» Goal:
Quote, without change, all of the lines that follow.

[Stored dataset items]
★ ★ ★

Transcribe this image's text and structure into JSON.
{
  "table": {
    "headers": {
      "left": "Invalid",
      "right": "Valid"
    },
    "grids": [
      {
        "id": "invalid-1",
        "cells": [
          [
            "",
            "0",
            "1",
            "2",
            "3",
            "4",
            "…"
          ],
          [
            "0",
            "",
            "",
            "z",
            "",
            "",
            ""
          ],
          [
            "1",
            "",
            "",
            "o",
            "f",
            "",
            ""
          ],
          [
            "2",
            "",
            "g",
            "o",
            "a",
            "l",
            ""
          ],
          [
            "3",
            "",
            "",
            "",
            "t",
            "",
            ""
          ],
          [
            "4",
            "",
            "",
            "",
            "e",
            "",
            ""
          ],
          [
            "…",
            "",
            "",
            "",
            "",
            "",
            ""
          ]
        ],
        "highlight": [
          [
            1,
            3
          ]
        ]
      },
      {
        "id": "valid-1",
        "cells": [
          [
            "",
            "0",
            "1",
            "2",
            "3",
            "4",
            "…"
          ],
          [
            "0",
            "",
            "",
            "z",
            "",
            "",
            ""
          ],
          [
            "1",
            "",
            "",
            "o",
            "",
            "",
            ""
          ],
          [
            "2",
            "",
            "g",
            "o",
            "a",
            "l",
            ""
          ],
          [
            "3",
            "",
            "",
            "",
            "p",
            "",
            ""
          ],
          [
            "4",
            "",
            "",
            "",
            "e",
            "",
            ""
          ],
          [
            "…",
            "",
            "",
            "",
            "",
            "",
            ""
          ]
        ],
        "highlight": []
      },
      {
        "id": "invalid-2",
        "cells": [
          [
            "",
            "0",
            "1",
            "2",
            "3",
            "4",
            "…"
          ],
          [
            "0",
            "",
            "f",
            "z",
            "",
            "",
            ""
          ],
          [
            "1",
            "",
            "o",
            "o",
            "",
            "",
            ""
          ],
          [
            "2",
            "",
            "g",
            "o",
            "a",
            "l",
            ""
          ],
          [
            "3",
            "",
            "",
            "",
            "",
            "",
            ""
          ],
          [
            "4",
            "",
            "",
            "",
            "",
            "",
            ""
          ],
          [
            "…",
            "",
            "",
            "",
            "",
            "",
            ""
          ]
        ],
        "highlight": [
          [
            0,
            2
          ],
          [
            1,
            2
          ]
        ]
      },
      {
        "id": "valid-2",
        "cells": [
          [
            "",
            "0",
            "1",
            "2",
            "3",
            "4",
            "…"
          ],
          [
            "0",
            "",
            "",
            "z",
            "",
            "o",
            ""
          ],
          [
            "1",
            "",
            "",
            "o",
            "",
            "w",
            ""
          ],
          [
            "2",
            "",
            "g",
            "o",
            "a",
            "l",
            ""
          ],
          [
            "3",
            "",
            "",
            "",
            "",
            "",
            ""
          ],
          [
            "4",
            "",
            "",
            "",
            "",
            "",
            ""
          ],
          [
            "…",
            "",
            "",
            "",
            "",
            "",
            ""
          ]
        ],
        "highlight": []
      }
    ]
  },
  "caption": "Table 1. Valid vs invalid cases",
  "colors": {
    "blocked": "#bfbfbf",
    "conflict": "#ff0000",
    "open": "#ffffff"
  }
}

★ ★ ★

» Answer to the exercise:
Transcribe this image's text and structure into JSON.
{
  "table": {
    "headers": {
      "left": "Invalid",
      "right": "Valid"
    },
    "grids": [
      {
        "id": "invalid-1",
        "cells": [
          [
            "",
            "0",
            "1",
            "2",
            "3",
            "4",
            "…"
          ],
          [
            "0",
            "",
            "",
            "z",
            "",
            "",
            ""
          ],
          [
            "1",
            "",
            "",
            "o",
            "f",
            "",
            ""
          ],
          [
            "2",
            "",
            "g",
            "o",
            "a",
            "l",
            ""
          ],
          [
            "3",
            "",
            "",
            "",
            "t",
            "",
            ""
          ],
          [
            "4",
            "",
            "",
            "",
            "e",
            "",
            ""
          ],
          [
            "…",
            "",
            "",
            "",
            "",
            "",
            ""
          ]
        ],
        "highlight": [
          [
            1,
            3
          ]
        ]
      },
      {
        "id": "valid-1",
        "cells": [
          [
            "",
            "0",
            "1",
            "2",
            "3",
            "4",
            "…"
          ],
          [
            "0",
            "",
            "",
            "z",
            "",
            "",
            ""
          ],
          [
            "1",
            "",
            "",
            "o",
            "",
            "",
            ""
          ],
          [
            "2",
            "",
            "g",
            "o",
            "a",
            "l",
            ""
          ],
          [
            "3",
            "",
            "",
            "",
            "p",
            "",
            ""
          ],
          [
            "4",
            "",
            "",
            "",
            "e",
            "",
            ""
          ],
          [
            "…",
            "",
            "",
            "",
            "",
            "",
            ""
          ]
        ],
        "highlight": []
      },
      {
        "id": "invalid-2",
        "cells": [
          [
            "",
            "0",
            "1",
            "2",
            "3",
            "4",
            "…"
          ],
          [
            "0",
            "",
            "f",
            "z",
            "",
            "",
            ""
          ],
          [
            "1",
            "",
            "o",
            "o",
            "",
            "",
            ""
          ],
          [
            "2",
            "",
            "g",
            "o",
            "a",
            "l",
            ""
          ],
          [
            "3",
            "",
            "",
            "",
            "",
            "",
            ""
          ],
          [
            "4",
            "",
            "",
            "",
            "",
            "",
            ""
          ],
          [
            "…",
            "",
            "",
            "",
            "",
            "",
            ""
          ]
        ],
        "highlight": [
          [
            0,
            2
          ],
          [
            1,
            2
          ]
        ]
      },
      {
        "id": "valid-2",
        "cells": [
          [
            "",
            "0",
            "1",
            "2",
            "3",
            "4",
            "…"
          ],
          [
            "0",
            "",
            "",
            "z",
            "",
            "o",
            ""
          ],
          [
            "1",
            "",
            "",
            "o",
            "",
            "w",
            ""
          ],
          [
            "2",
            "",
            "g",
            "o",
            "a",
            "l",
            ""
          ],
          [
            "3",
            "",
            "",
            "",
            "",
            "",
            ""
          ],
          [
            "4",
            "",
            "",
            "",
            "",
            "",
            ""
          ],
          [
            "…",
            "",
            "",
            "",
            "",
            "",
            ""
          ]
        ],
        "highlight": []
      }
    ]
  },
  "caption": "Table 1. Valid vs invalid cases",
  "colors": {
    "blocked": "#bfbfbf",
    "conflict": "#ff0000",
    "open": "#ffffff"
  }
}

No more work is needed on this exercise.